- [MATERIAL]:

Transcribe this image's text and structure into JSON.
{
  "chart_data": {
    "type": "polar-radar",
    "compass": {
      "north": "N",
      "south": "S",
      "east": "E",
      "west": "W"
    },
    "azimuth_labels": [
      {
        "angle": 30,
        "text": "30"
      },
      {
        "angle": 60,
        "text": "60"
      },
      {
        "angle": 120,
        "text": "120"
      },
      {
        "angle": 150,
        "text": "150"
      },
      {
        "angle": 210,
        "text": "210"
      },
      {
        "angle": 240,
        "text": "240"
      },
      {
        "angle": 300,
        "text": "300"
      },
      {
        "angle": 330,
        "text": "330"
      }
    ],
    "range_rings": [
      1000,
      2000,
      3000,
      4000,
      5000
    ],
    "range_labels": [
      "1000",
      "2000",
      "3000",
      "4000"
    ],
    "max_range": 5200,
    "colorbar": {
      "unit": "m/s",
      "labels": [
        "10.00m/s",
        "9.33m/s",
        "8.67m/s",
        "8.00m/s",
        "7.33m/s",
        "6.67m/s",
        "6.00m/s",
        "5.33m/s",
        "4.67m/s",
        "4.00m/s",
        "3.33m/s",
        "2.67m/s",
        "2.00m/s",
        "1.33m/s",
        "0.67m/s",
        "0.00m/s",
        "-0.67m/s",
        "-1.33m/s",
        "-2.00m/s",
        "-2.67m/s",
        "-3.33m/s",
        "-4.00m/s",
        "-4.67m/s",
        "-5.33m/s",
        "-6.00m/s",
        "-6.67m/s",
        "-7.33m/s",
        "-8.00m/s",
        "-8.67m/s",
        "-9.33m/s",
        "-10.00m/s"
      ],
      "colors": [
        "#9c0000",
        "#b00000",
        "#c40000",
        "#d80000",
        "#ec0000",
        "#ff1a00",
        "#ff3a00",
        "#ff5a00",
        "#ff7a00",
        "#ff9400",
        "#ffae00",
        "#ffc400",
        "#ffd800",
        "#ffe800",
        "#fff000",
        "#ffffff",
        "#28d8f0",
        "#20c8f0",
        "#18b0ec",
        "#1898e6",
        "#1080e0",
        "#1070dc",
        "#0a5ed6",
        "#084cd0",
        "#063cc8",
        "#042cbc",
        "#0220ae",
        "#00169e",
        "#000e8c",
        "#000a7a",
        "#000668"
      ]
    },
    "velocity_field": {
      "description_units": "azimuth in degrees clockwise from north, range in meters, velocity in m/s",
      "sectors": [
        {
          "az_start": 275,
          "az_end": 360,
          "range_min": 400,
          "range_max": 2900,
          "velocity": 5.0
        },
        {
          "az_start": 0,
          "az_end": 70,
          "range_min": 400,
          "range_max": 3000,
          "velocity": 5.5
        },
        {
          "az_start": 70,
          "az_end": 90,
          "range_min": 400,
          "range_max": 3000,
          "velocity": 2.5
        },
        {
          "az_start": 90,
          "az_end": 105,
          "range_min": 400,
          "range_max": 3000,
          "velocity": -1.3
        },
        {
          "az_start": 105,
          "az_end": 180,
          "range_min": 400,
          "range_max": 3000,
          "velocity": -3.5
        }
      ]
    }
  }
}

- [TASK]:
Print out every entry, keeping each one exact.

- [EXERCISE ANSWER]:
Transcribe this image's text and structure into JSON.
{
  "chart_data": {
    "type": "polar-radar",
    "compass": {
      "north": "N",
      "south": "S",
      "east": "E",
      "west": "W"
    },
    "azimuth_labels": [
      {
        "angle": 30,
        "text": "30"
      },
      {
        "angle": 60,
        "text": "60"
      },
      {
        "angle": 120,
        "text": "120"
      },
      {
        "angle": 150,
        "text": "150"
      },
      {
        "angle": 210,
        "text": "210"
      },
      {
        "angle": 240,
        "text": "240"
      },
      {
        "angle": 300,
        "text": "300"
      },
      {
        "angle": 330,
        "text": "330"
      }
    ],
    "range_rings": [
      1000,
      2000,
      3000,
      4000,
      5000
    ],
    "range_labels": [
      "1000",
      "2000",
      "3000",
      "4000"
    ],
    "max_range": 5200,
    "colorbar": {
      "unit": "m/s",
      "labels": [
        "10.00m/s",
        "9.33m/s",
        "8.67m/s",
        "8.00m/s",
        "7.33m/s",
        "6.67m/s",
        "6.00m/s",
        "5.33m/s",
        "4.67m/s",
        "4.00m/s",
        "3.33m/s",
        "2.67m/s",
        "2.00m/s",
        "1.33m/s",
        "0.67m/s",
        "0.00m/s",
        "-0.67m/s",
        "-1.33m/s",
        "-2.00m/s",
        "-2.67m/s",
        "-3.33m/s",
        "-4.00m/s",
        "-4.67m/s",
        "-5.33m/s",
        "-6.00m/s",
        "-6.67m/s",
        "-7.33m/s",
        "-8.00m/s",
        "-8.67m/s",
        "-9.33m/s",
        "-10.00m/s"
      ],
      "colors": [
        "#9c0000",
        "#b00000",
        "#c40000",
        "#d80000",
        "#ec0000",
        "#ff1a00",
        "#ff3a00",
        "#ff5a00",
        "#ff7a00",
        "#ff9400",
        "#ffae00",
        "#ffc400",
        "#ffd800",
        "#ffe800",
        "#fff000",
        "#ffffff",
        "#28d8f0",
        "#20c8f0",
        "#18b0ec",
        "#1898e6",
        "#1080e0",
        "#1070dc",
        "#0a5ed6",
        "#084cd0",
        "#063cc8",
        "#042cbc",
        "#0220ae",
        "#00169e",
        "#000e8c",
        "#000a7a",
        "#000668"
      ]
    },
    "velocity_field": {
      "description_units": "azimuth in degrees clockwise from north, range in meters, velocity in m/s",
      "sectors": [
        {
          "az_start": 275,
          "az_end": 360,
          "range_min": 400,
          "range_max": 2900,
          "velocity": 5.0
        },
        {
          "az_start": 0,
          "az_end": 70,
          "range_min": 400,
          "range_max": 3000,
          "velocity": 5.5
        },
        {
          "az_start": 70,
          "az_end": 90,
          "range_min": 400,
          "range_max": 3000,
          "velocity": 2.5
        },
        {
          "az_start": 90,
          "az_end": 105,
          "range_min": 400,
          "range_max": 3000,
          "velocity": -1.3
        },
        {
          "az_start": 105,
          "az_end": 180,
          "range_min": 400,
          "range_max": 3000,
          "velocity": -3.5
        }
      ]
    }
  }
}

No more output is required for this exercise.